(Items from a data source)
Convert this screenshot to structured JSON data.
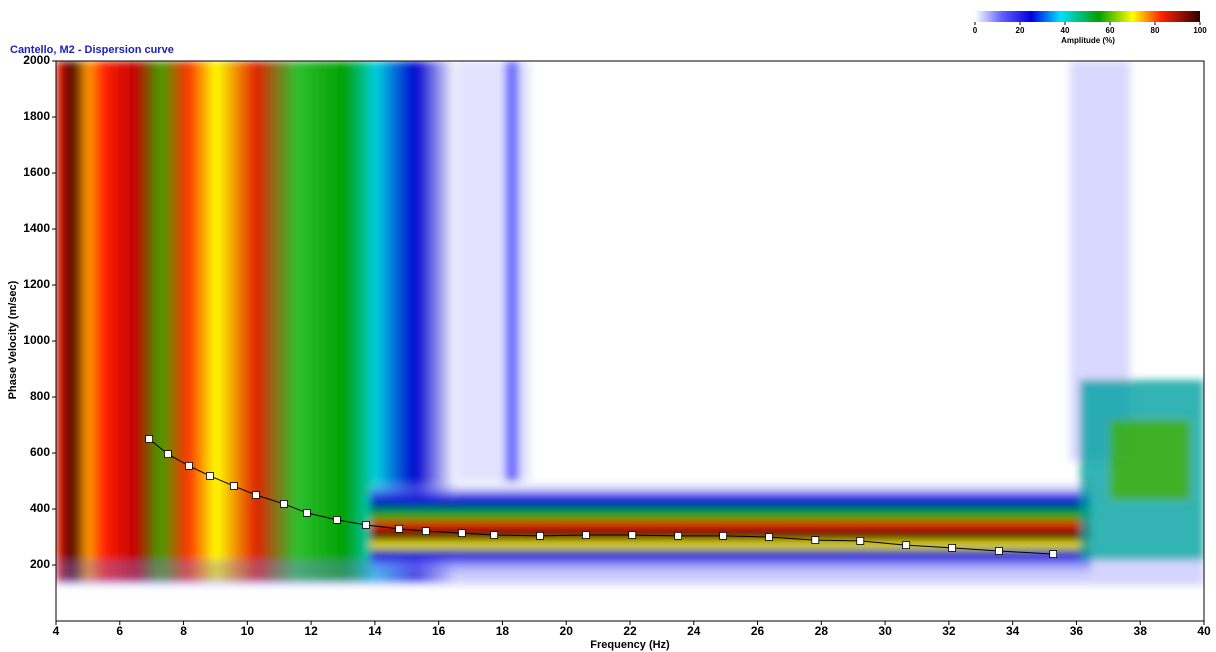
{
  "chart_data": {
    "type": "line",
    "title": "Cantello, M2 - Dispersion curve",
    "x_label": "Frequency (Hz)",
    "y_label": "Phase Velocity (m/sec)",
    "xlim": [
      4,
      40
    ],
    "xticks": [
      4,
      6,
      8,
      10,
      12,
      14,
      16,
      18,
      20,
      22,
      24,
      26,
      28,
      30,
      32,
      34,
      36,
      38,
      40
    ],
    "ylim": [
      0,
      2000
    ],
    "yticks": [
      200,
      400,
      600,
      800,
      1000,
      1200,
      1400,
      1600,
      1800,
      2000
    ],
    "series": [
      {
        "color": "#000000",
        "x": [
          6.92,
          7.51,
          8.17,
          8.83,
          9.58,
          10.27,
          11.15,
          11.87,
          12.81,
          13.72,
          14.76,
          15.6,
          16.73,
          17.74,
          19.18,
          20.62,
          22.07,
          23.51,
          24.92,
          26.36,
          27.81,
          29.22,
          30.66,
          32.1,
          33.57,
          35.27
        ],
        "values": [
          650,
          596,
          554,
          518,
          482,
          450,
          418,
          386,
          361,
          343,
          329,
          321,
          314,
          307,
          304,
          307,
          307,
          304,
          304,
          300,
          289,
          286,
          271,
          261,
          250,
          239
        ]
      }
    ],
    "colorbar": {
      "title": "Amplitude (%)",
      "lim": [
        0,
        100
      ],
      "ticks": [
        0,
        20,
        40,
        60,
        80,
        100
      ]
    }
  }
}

### THE EXERCISE
Return the whole listing, word for word, and leave out every picture.

### ANSWER BELOW
Convert this screenshot to structured JSON data.
{
  "chart_data": {
    "type": "line",
    "title": "Cantello, M2 - Dispersion curve",
    "x_label": "Frequency (Hz)",
    "y_label": "Phase Velocity (m/sec)",
    "xlim": [
      4,
      40
    ],
    "xticks": [
      4,
      6,
      8,
      10,
      12,
      14,
      16,
      18,
      20,
      22,
      24,
      26,
      28,
      30,
      32,
      34,
      36,
      38,
      40
    ],
    "ylim": [
      0,
      2000
    ],
    "yticks": [
      200,
      400,
      600,
      800,
      1000,
      1200,
      1400,
      1600,
      1800,
      2000
    ],
    "series": [
      {
        "color": "#000000",
        "x": [
          6.92,
          7.51,
          8.17,
          8.83,
          9.58,
          10.27,
          11.15,
          11.87,
          12.81,
          13.72,
          14.76,
          15.6,
          16.73,
          17.74,
          19.18,
          20.62,
          22.07,
          23.51,
          24.92,
          26.36,
          27.81,
          29.22,
          30.66,
          32.1,
          33.57,
          35.27
        ],
        "values": [
          650,
          596,
          554,
          518,
          482,
          450,
          418,
          386,
          361,
          343,
          329,
          321,
          314,
          307,
          304,
          307,
          307,
          304,
          304,
          300,
          289,
          286,
          271,
          261,
          250,
          239
        ]
      }
    ],
    "colorbar": {
      "title": "Amplitude (%)",
      "lim": [
        0,
        100
      ],
      "ticks": [
        0,
        20,
        40,
        60,
        80,
        100
      ]
    }
  }
}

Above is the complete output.